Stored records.
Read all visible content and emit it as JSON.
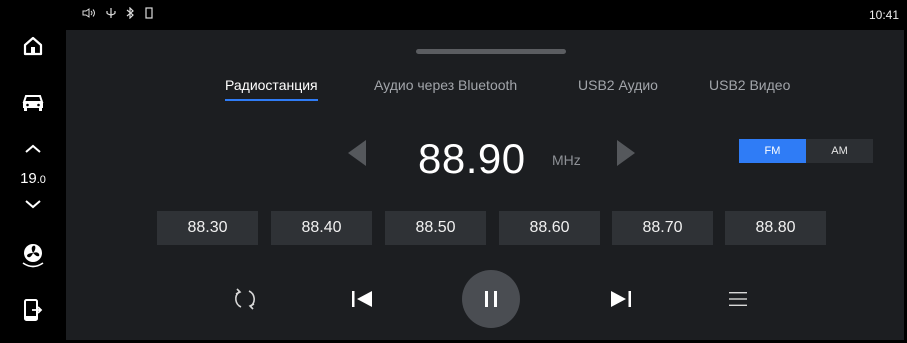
{
  "status": {
    "time": "10:41"
  },
  "climate": {
    "temp_main": "19",
    "temp_decimal": ".0"
  },
  "tabs": [
    {
      "label": "Радиостанция",
      "active": true
    },
    {
      "label": "Аудио через Bluetooth",
      "active": false
    },
    {
      "label": "USB2 Аудио",
      "active": false
    },
    {
      "label": "USB2 Видео",
      "active": false
    }
  ],
  "radio": {
    "frequency": "88.90",
    "unit": "MHz",
    "band_fm": "FM",
    "band_am": "AM",
    "selected_band": "FM",
    "presets": [
      "88.30",
      "88.40",
      "88.50",
      "88.60",
      "88.70",
      "88.80"
    ]
  },
  "colors": {
    "accent": "#2f7cf6",
    "panel": "#1c1e21",
    "preset_bg": "#2f3236"
  },
  "icons": [
    "home-icon",
    "car-icon",
    "chevron-up-icon",
    "chevron-down-icon",
    "fan-icon",
    "phone-exit-icon",
    "volume-icon",
    "usb-icon",
    "bluetooth-icon",
    "battery-icon",
    "loop-icon",
    "previous-icon",
    "pause-icon",
    "next-icon",
    "list-icon"
  ]
}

OBJECTIVE. Return all of the data exactly as written, and drop the pictures.

EXERCISE ANSWER.
Read all visible content and emit it as JSON.
{
  "status": {
    "time": "10:41"
  },
  "climate": {
    "temp_main": "19",
    "temp_decimal": ".0"
  },
  "tabs": [
    {
      "label": "Радиостанция",
      "active": true
    },
    {
      "label": "Аудио через Bluetooth",
      "active": false
    },
    {
      "label": "USB2 Аудио",
      "active": false
    },
    {
      "label": "USB2 Видео",
      "active": false
    }
  ],
  "radio": {
    "frequency": "88.90",
    "unit": "MHz",
    "band_fm": "FM",
    "band_am": "AM",
    "selected_band": "FM",
    "presets": [
      "88.30",
      "88.40",
      "88.50",
      "88.60",
      "88.70",
      "88.80"
    ]
  },
  "colors": {
    "accent": "#2f7cf6",
    "panel": "#1c1e21",
    "preset_bg": "#2f3236"
  },
  "icons": [
    "home-icon",
    "car-icon",
    "chevron-up-icon",
    "chevron-down-icon",
    "fan-icon",
    "phone-exit-icon",
    "volume-icon",
    "usb-icon",
    "bluetooth-icon",
    "battery-icon",
    "loop-icon",
    "previous-icon",
    "pause-icon",
    "next-icon",
    "list-icon"
  ]
}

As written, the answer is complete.